*PROVIDED DATA*:
-=-=-
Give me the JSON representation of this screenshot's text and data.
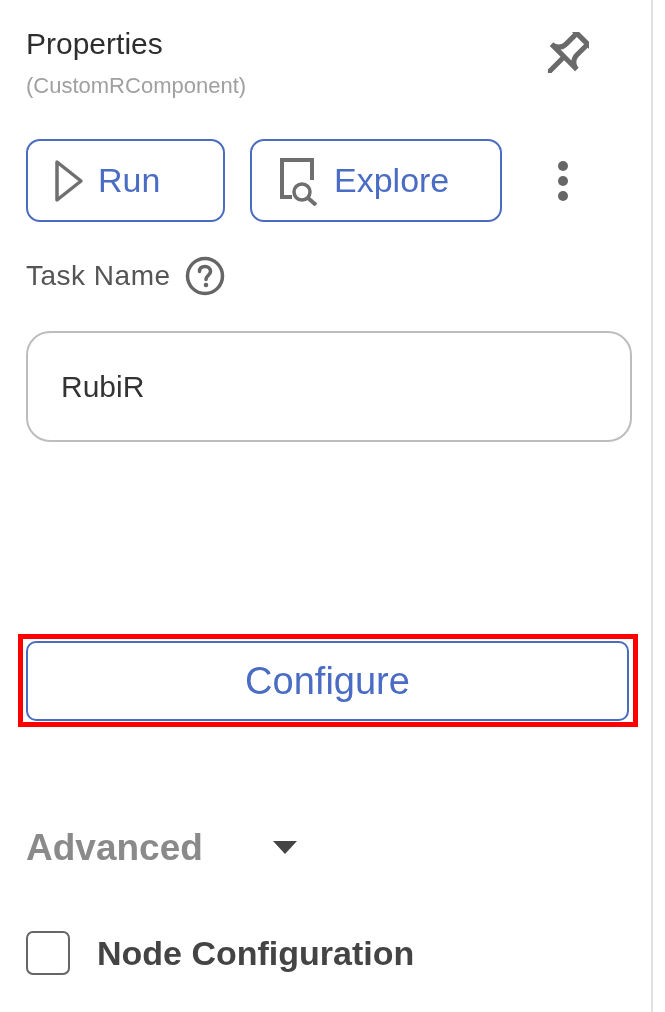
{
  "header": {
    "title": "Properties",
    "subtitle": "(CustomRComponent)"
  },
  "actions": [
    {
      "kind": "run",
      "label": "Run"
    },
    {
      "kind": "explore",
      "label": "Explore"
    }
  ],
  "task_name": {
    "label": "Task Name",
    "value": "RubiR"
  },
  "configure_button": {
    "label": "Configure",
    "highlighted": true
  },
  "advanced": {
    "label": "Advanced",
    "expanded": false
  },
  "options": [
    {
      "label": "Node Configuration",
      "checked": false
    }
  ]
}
-=-=-
*REQUIREMENT*: Copy out each line of the material that holds the word "label".

*TASK RESPONSE*:
      "label": "Run"
      "label": "Explore"
    "label": "Task Name",
    "label": "Configure",
    "label": "Advanced",
      "label": "Node Configuration",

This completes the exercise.